### STATED PROBLEM
Search the data below for the string "Implementing". Extract every line that contains it.
■ ■ ■ ■
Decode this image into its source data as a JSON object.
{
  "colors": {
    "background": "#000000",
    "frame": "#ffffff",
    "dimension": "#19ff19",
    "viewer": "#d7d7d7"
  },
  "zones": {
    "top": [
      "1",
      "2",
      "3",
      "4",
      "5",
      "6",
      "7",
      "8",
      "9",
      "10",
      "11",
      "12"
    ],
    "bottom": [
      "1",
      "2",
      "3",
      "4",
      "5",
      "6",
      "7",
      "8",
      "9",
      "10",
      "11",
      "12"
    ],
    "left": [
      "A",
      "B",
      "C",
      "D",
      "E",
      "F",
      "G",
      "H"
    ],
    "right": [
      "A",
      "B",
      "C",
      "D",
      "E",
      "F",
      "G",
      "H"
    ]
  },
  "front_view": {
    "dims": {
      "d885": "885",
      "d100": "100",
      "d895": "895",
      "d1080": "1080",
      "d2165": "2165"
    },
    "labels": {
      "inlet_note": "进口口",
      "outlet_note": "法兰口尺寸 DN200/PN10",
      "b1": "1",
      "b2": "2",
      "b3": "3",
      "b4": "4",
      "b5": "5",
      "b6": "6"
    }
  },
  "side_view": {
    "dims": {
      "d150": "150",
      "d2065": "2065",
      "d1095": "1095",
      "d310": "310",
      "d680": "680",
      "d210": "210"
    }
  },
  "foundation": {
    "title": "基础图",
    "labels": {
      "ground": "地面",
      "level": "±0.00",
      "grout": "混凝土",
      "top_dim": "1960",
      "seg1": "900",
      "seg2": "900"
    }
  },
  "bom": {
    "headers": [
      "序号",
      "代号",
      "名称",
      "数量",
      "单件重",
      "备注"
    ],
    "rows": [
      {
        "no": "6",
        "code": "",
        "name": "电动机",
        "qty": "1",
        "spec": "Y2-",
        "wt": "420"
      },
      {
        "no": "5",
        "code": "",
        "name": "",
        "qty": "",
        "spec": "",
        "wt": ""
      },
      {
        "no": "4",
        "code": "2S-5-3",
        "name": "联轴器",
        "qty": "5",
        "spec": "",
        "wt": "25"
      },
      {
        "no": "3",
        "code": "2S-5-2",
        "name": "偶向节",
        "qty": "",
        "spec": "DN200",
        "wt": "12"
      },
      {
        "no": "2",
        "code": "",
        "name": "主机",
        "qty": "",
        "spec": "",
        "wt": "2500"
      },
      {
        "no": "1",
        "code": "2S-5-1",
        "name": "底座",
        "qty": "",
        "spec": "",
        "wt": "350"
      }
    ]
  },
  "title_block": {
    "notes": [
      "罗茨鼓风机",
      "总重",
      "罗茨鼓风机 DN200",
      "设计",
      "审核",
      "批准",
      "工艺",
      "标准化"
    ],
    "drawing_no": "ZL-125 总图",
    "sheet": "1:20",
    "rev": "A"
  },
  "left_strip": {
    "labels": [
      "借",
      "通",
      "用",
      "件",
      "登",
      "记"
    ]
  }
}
■ ■ ■ ■
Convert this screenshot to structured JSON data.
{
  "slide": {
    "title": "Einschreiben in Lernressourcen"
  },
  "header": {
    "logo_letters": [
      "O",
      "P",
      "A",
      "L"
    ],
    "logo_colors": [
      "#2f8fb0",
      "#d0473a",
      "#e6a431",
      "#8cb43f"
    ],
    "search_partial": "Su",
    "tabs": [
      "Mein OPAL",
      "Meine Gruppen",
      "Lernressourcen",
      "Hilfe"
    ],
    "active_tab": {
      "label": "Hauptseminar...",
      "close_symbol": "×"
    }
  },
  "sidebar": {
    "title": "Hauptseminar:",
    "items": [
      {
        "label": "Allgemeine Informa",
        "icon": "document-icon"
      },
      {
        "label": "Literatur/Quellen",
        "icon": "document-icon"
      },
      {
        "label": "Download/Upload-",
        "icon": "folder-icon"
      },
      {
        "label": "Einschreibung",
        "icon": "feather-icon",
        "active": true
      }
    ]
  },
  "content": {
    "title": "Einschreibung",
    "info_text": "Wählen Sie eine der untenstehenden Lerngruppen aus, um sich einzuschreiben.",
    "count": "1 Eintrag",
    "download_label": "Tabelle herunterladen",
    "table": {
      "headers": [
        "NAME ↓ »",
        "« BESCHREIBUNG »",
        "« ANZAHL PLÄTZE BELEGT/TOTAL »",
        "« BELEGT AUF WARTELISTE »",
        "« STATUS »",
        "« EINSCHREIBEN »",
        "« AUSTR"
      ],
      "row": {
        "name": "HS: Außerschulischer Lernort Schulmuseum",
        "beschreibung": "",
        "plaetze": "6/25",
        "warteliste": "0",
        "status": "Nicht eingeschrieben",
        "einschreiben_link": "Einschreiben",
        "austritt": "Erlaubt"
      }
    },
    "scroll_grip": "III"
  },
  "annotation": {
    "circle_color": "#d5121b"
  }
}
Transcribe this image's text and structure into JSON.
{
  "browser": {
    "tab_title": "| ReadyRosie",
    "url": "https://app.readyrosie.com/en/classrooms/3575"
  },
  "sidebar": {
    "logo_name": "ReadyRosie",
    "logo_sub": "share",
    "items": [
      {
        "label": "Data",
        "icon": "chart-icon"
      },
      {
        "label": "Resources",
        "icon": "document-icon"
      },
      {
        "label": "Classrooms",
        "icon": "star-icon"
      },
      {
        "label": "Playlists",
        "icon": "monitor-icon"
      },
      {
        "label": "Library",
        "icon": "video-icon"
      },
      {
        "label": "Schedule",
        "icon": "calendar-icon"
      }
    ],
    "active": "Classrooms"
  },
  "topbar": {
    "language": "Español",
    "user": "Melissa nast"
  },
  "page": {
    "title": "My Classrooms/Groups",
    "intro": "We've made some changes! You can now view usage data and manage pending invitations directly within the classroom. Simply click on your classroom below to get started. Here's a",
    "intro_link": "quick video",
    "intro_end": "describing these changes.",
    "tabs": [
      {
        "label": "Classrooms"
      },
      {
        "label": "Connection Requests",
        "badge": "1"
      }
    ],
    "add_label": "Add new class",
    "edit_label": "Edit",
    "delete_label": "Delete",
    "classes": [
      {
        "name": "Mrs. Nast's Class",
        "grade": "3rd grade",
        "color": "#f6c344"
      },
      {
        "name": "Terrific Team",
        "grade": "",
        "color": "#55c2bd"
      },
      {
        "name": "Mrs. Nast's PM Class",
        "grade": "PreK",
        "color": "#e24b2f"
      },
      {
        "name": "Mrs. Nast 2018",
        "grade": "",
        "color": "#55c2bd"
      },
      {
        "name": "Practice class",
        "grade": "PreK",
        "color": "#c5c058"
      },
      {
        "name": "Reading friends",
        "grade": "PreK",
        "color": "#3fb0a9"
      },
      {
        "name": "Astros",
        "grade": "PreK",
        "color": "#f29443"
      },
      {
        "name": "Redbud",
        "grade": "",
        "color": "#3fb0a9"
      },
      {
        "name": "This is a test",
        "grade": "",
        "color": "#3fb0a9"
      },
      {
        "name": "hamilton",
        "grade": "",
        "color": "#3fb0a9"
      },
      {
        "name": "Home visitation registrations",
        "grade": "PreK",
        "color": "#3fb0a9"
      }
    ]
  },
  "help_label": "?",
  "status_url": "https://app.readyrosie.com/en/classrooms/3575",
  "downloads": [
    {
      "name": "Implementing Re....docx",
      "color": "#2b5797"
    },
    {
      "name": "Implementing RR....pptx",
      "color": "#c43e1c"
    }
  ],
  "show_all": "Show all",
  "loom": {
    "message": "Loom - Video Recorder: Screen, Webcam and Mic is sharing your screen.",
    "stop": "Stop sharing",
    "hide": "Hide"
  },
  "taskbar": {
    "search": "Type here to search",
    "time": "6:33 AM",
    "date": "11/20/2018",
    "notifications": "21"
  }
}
■ ■ ■ ■
### CORRECT RESULT
      "name": "Implementing Re....docx",
      "name": "Implementing RR....pptx",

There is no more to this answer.